#### [BRIEF]
Where does the string "bağlantı" appear? Copy every line of the entries below that holds it.

#### [GIVEN DATA]
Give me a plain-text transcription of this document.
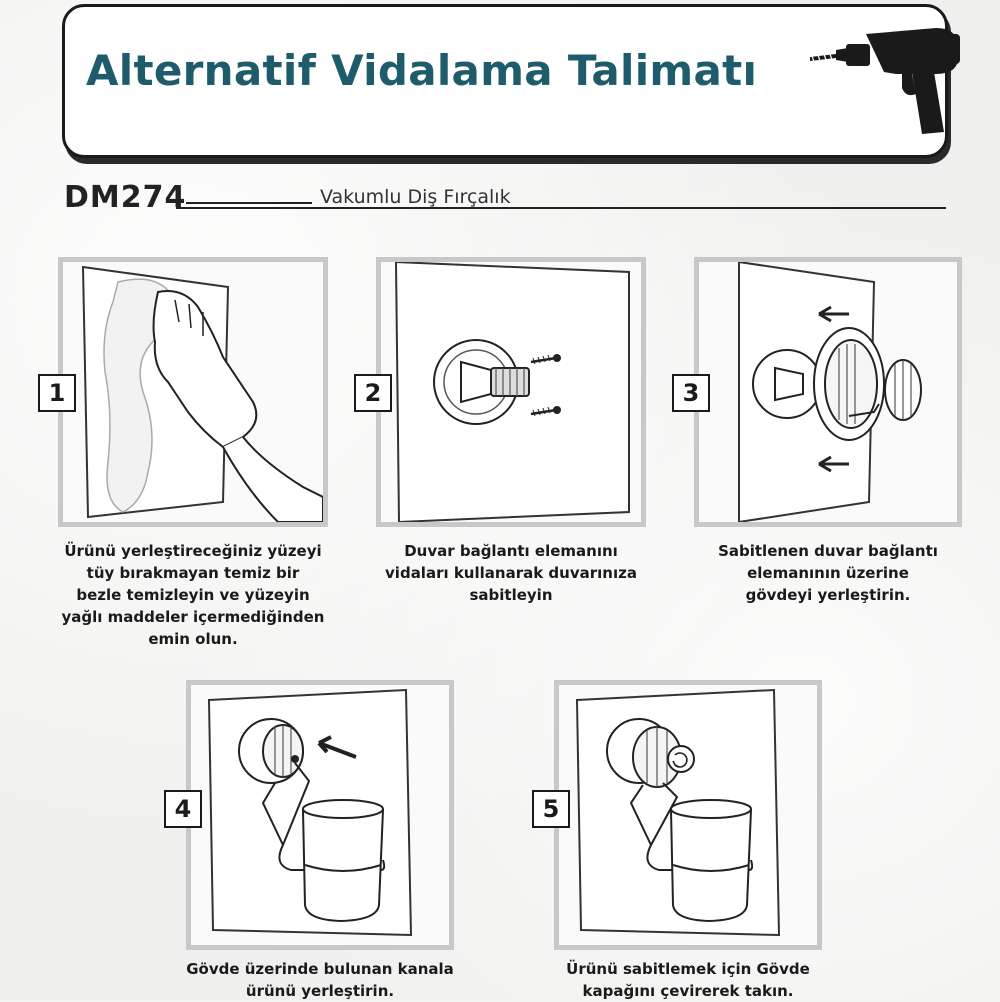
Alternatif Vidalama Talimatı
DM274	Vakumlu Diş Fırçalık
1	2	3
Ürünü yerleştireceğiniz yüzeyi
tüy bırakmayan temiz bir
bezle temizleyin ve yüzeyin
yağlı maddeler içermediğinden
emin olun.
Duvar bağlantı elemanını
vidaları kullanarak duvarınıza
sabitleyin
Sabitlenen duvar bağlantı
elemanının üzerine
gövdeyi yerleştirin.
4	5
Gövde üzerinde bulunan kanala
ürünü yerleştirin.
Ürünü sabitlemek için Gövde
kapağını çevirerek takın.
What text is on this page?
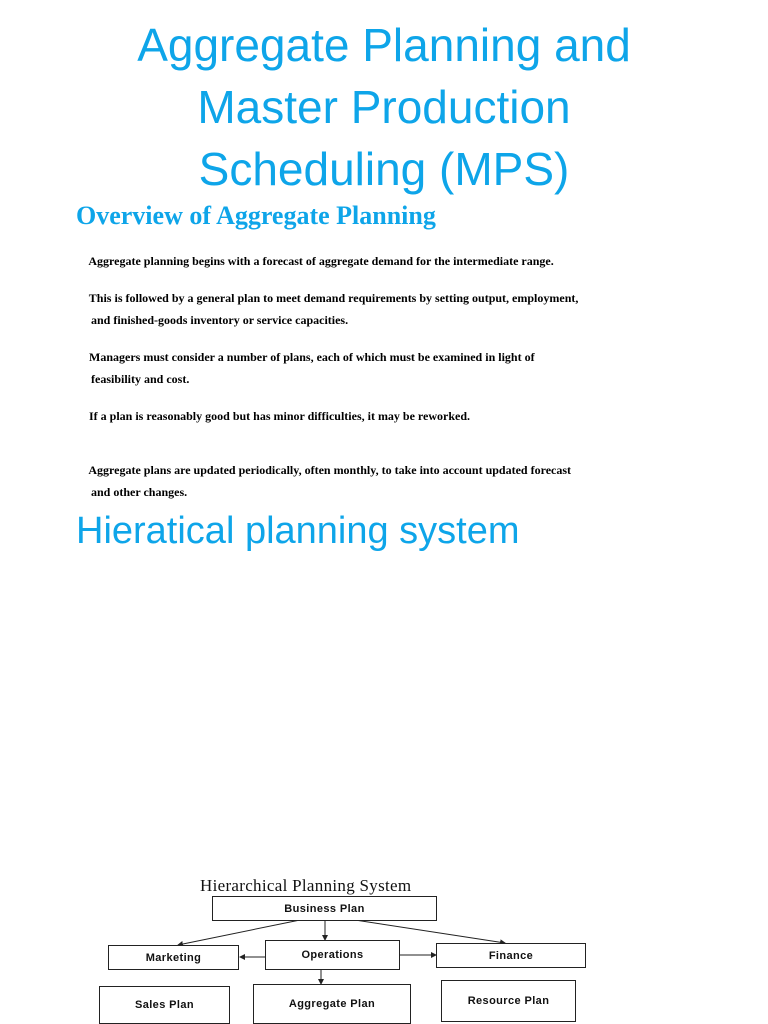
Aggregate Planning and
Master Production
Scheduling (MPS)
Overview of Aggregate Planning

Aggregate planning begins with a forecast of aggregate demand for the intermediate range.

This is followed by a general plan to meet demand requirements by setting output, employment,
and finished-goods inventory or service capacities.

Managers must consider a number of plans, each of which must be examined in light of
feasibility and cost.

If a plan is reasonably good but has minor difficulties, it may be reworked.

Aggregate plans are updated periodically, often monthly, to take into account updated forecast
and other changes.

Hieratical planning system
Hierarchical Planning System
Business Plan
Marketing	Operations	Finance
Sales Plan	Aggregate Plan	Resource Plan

#### [RESULT OF THE TASK]
Duvar bağlantı elemanını
Sabitlenen duvar bağlantı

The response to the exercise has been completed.